GOAL
Output every line of the material exactly, omitting images.

►

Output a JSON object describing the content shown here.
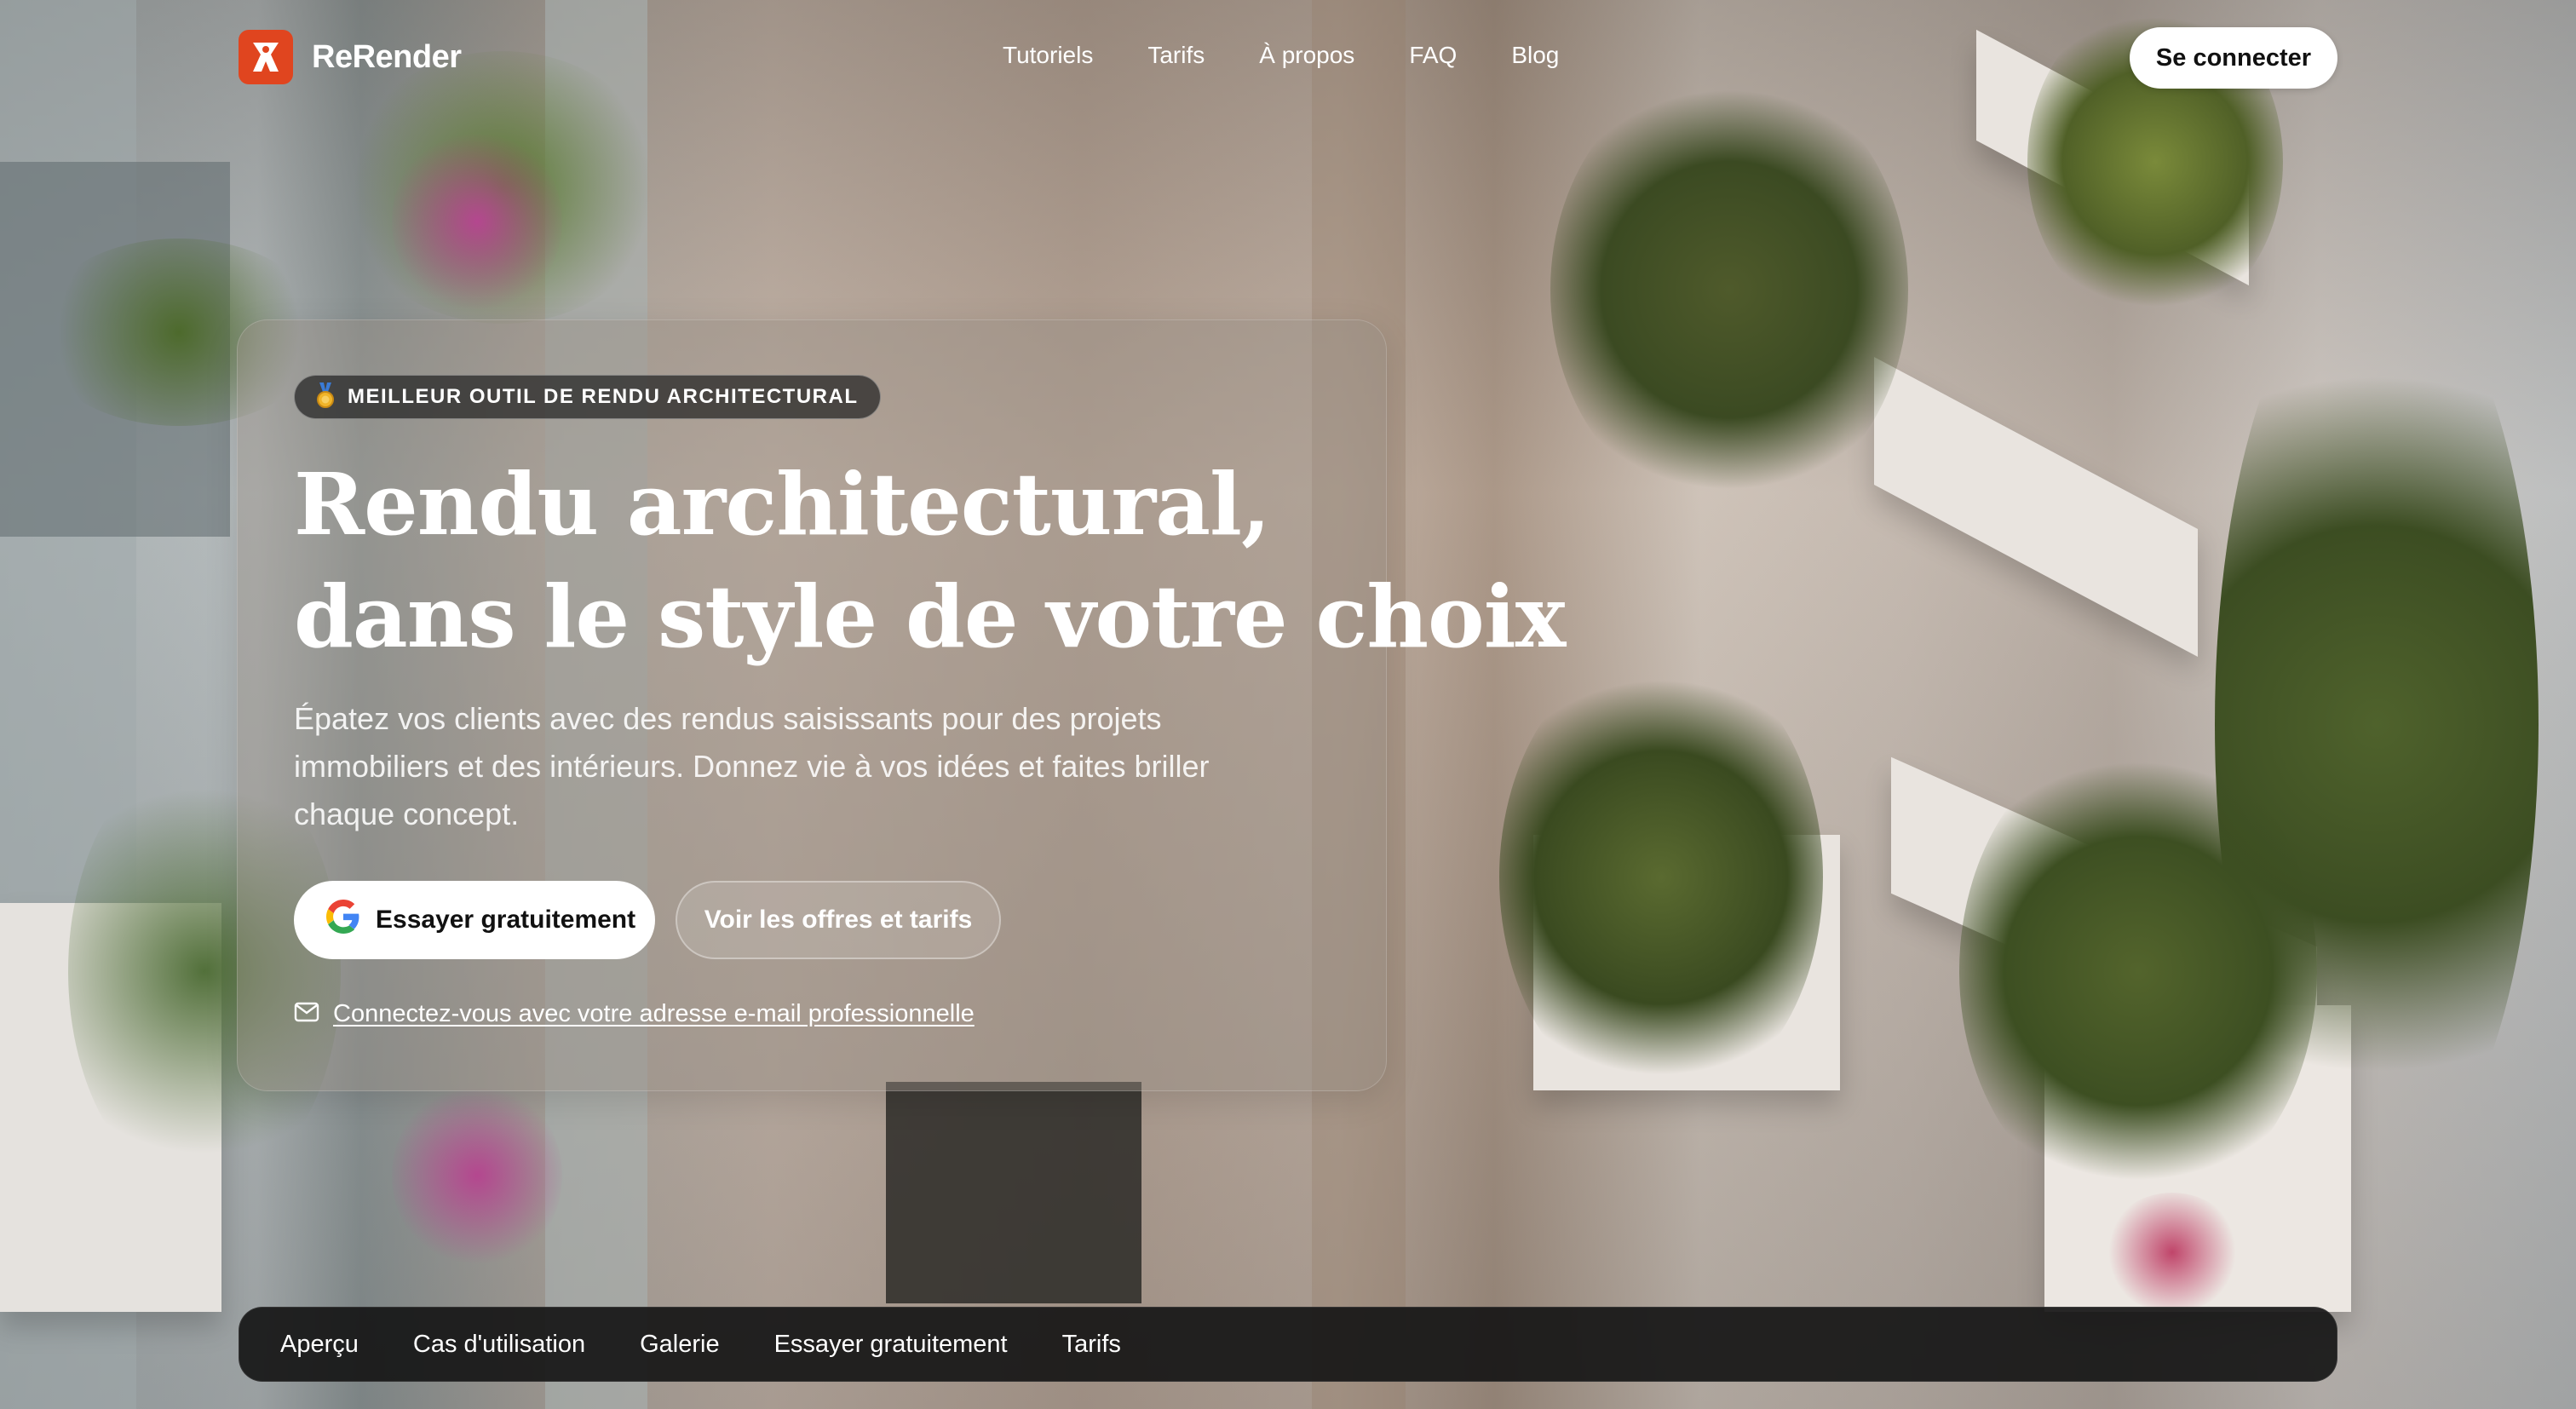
{
  "brand": {
    "name": "ReRender"
  },
  "colors": {
    "brand": "#e0451f",
    "nav_bar": "#161616"
  },
  "nav": {
    "links": [
      "Tutoriels",
      "Tarifs",
      "À propos",
      "FAQ",
      "Blog"
    ],
    "login": "Se connecter"
  },
  "hero": {
    "badge_icon": "medal-icon",
    "badge": "MEILLEUR OUTIL DE RENDU ARCHITECTURAL",
    "title_line1": "Rendu architectural,",
    "title_line2": "dans le style de votre choix",
    "description": "Épatez vos clients avec des rendus saisissants pour des projets immobiliers et des intérieurs. Donnez vie à vos idées et faites briller chaque concept.",
    "cta_primary_icon": "google-icon",
    "cta_primary": "Essayer gratuitement",
    "cta_secondary": "Voir les offres et tarifs",
    "email_icon": "mail-icon",
    "email_link": "Connectez-vous avec votre adresse e-mail professionnelle"
  },
  "section_nav": [
    "Aperçu",
    "Cas d'utilisation",
    "Galerie",
    "Essayer gratuitement",
    "Tarifs"
  ]
}
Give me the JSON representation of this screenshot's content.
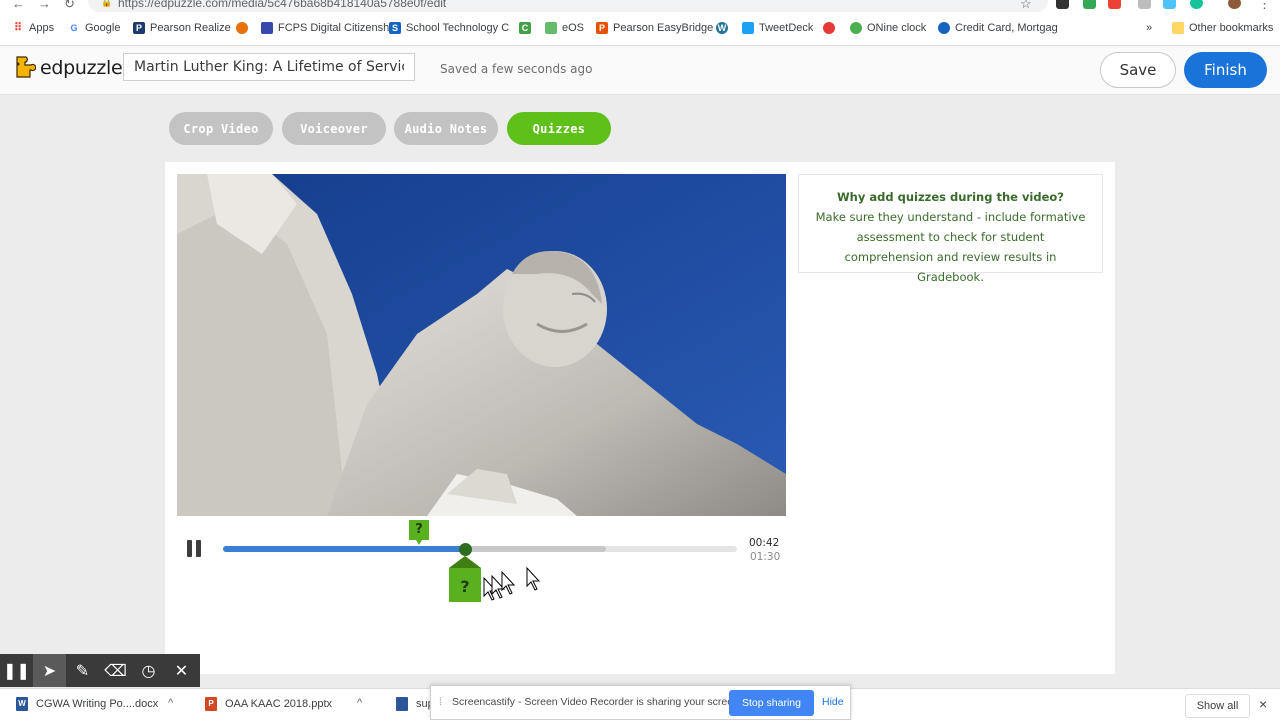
{
  "browser": {
    "url": "https://edpuzzle.com/media/5c476ba68b418140a5788e0f/edit",
    "bookmarks": [
      {
        "label": "Apps",
        "color": "#ea4335"
      },
      {
        "label": "Google",
        "color": "#4285f4"
      },
      {
        "label": "Pearson Realize",
        "color": "#1e3a6e"
      },
      {
        "label": "",
        "color": "#e8710a"
      },
      {
        "label": "FCPS Digital Citizensh",
        "color": "#3949ab"
      },
      {
        "label": "School Technology C",
        "color": "#1565c0"
      },
      {
        "label": "",
        "color": "#43a047"
      },
      {
        "label": "eOS",
        "color": "#66bb6a"
      },
      {
        "label": "Pearson EasyBridge",
        "color": "#e65100"
      },
      {
        "label": "",
        "color": "#21759b"
      },
      {
        "label": "TweetDeck",
        "color": "#1da1f2"
      },
      {
        "label": "",
        "color": "#e53935"
      },
      {
        "label": "ONine clock",
        "color": "#4caf50"
      },
      {
        "label": "Credit Card, Mortgag",
        "color": "#1565c0"
      }
    ],
    "bookmarks_more": "»",
    "other_bookmarks": "Other bookmarks"
  },
  "header": {
    "logo": "edpuzzle",
    "video_title": "Martin Luther King: A Lifetime of Service",
    "saved_status": "Saved a few seconds ago",
    "save_label": "Save",
    "finish_label": "Finish"
  },
  "tabs": [
    {
      "label": "Crop Video",
      "active": false
    },
    {
      "label": "Voiceover",
      "active": false
    },
    {
      "label": "Audio Notes",
      "active": false
    },
    {
      "label": "Quizzes",
      "active": true
    }
  ],
  "info": {
    "title": "Why add quizzes during the video?",
    "body": "Make sure they understand - include formative assessment to check for student comprehension and review results in Gradebook."
  },
  "player": {
    "current_time": "00:42",
    "total_time": "01:30",
    "progress_fraction": 0.47,
    "buffered_fraction": 0.745,
    "quiz_marker_label": "?",
    "add_quiz_label": "?"
  },
  "downloads": [
    {
      "label": "CGWA Writing Po....docx",
      "color": "#2b579a",
      "type": "W"
    },
    {
      "label": "OAA KAAC 2018.pptx",
      "color": "#d24726",
      "type": "P"
    },
    {
      "label": "sup",
      "color": "#2b579a",
      "type": ""
    }
  ],
  "download_bar": {
    "show_all_label": "Show all",
    "close": "×"
  },
  "share_notice": {
    "text": "Screencastify - Screen Video Recorder is sharing your screen.",
    "stop_label": "Stop sharing",
    "hide_label": "Hide"
  },
  "colors": {
    "accent_green": "#5fc019",
    "accent_blue": "#1a73d9",
    "inactive_tab": "#c3c3c3",
    "info_text": "#3b6b2c"
  }
}
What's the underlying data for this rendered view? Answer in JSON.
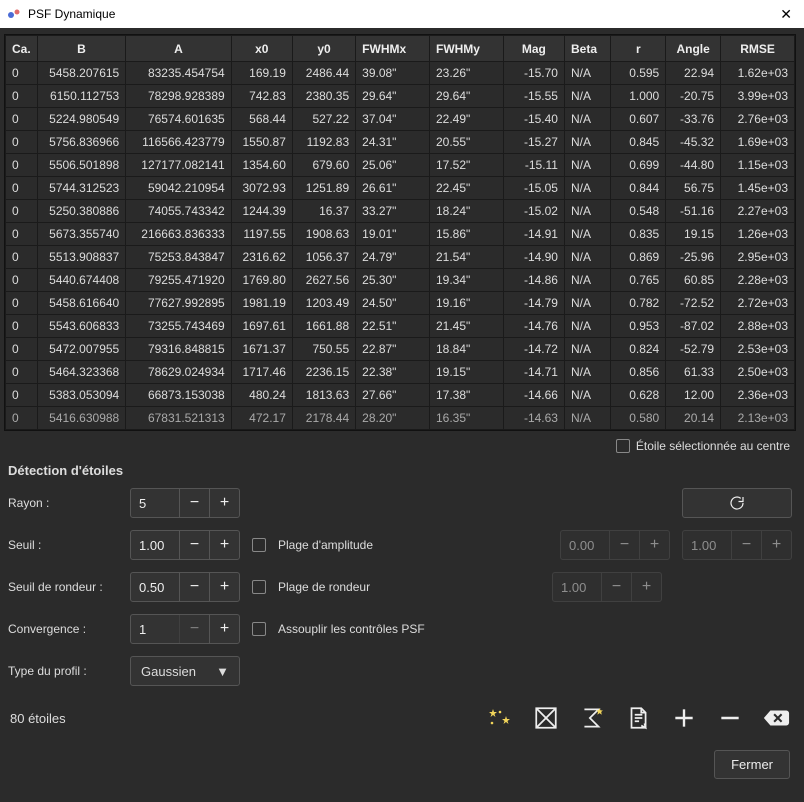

◄

RESPONSE TO THE TASK
Output a JSON object describing the content shown here.
{
  "brand": {
    "name": "ReRender"
  },
  "colors": {
    "brand": "#e0451f",
    "nav_bar": "#161616"
  },
  "nav": {
    "links": [
      "Tutoriels",
      "Tarifs",
      "À propos",
      "FAQ",
      "Blog"
    ],
    "login": "Se connecter"
  },
  "hero": {
    "badge_icon": "medal-icon",
    "badge": "MEILLEUR OUTIL DE RENDU ARCHITECTURAL",
    "title_line1": "Rendu architectural,",
    "title_line2": "dans le style de votre choix",
    "description": "Épatez vos clients avec des rendus saisissants pour des projets immobiliers et des intérieurs. Donnez vie à vos idées et faites briller chaque concept.",
    "cta_primary_icon": "google-icon",
    "cta_primary": "Essayer gratuitement",
    "cta_secondary": "Voir les offres et tarifs",
    "email_icon": "mail-icon",
    "email_link": "Connectez-vous avec votre adresse e-mail professionnelle"
  },
  "section_nav": [
    "Aperçu",
    "Cas d'utilisation",
    "Galerie",
    "Essayer gratuitement",
    "Tarifs"
  ]
}
Give me the JSON representation of this screenshot's content.
{
  "browser": {
    "url": "https://edpuzzle.com/media/5c476ba68b418140a5788e0f/edit",
    "bookmarks": [
      {
        "label": "Apps",
        "color": "#ea4335"
      },
      {
        "label": "Google",
        "color": "#4285f4"
      },
      {
        "label": "Pearson Realize",
        "color": "#1e3a6e"
      },
      {
        "label": "",
        "color": "#e8710a"
      },
      {
        "label": "FCPS Digital Citizensh",
        "color": "#3949ab"
      },
      {
        "label": "School Technology C",
        "color": "#1565c0"
      },
      {
        "label": "",
        "color": "#43a047"
      },
      {
        "label": "eOS",
        "color": "#66bb6a"
      },
      {
        "label": "Pearson EasyBridge",
        "color": "#e65100"
      },
      {
        "label": "",
        "color": "#21759b"
      },
      {
        "label": "TweetDeck",
        "color": "#1da1f2"
      },
      {
        "label": "",
        "color": "#e53935"
      },
      {
        "label": "ONine clock",
        "color": "#4caf50"
      },
      {
        "label": "Credit Card, Mortgag",
        "color": "#1565c0"
      }
    ],
    "bookmarks_more": "»",
    "other_bookmarks": "Other bookmarks"
  },
  "header": {
    "logo": "edpuzzle",
    "video_title": "Martin Luther King: A Lifetime of Service",
    "saved_status": "Saved a few seconds ago",
    "save_label": "Save",
    "finish_label": "Finish"
  },
  "tabs": [
    {
      "label": "Crop Video",
      "active": false
    },
    {
      "label": "Voiceover",
      "active": false
    },
    {
      "label": "Audio Notes",
      "active": false
    },
    {
      "label": "Quizzes",
      "active": true
    }
  ],
  "info": {
    "title": "Why add quizzes during the video?",
    "body": "Make sure they understand - include formative assessment to check for student comprehension and review results in Gradebook."
  },
  "player": {
    "current_time": "00:42",
    "total_time": "01:30",
    "progress_fraction": 0.47,
    "buffered_fraction": 0.745,
    "quiz_marker_label": "?",
    "add_quiz_label": "?"
  },
  "downloads": [
    {
      "label": "CGWA Writing Po....docx",
      "color": "#2b579a",
      "type": "W"
    },
    {
      "label": "OAA KAAC 2018.pptx",
      "color": "#d24726",
      "type": "P"
    },
    {
      "label": "sup",
      "color": "#2b579a",
      "type": ""
    }
  ],
  "download_bar": {
    "show_all_label": "Show all",
    "close": "×"
  },
  "share_notice": {
    "text": "Screencastify - Screen Video Recorder is sharing your screen.",
    "stop_label": "Stop sharing",
    "hide_label": "Hide"
  },
  "colors": {
    "accent_green": "#5fc019",
    "accent_blue": "#1a73d9",
    "inactive_tab": "#c3c3c3",
    "info_text": "#3b6b2c"
  }
}
What's the underlying data for this rendered view? Answer in JSON.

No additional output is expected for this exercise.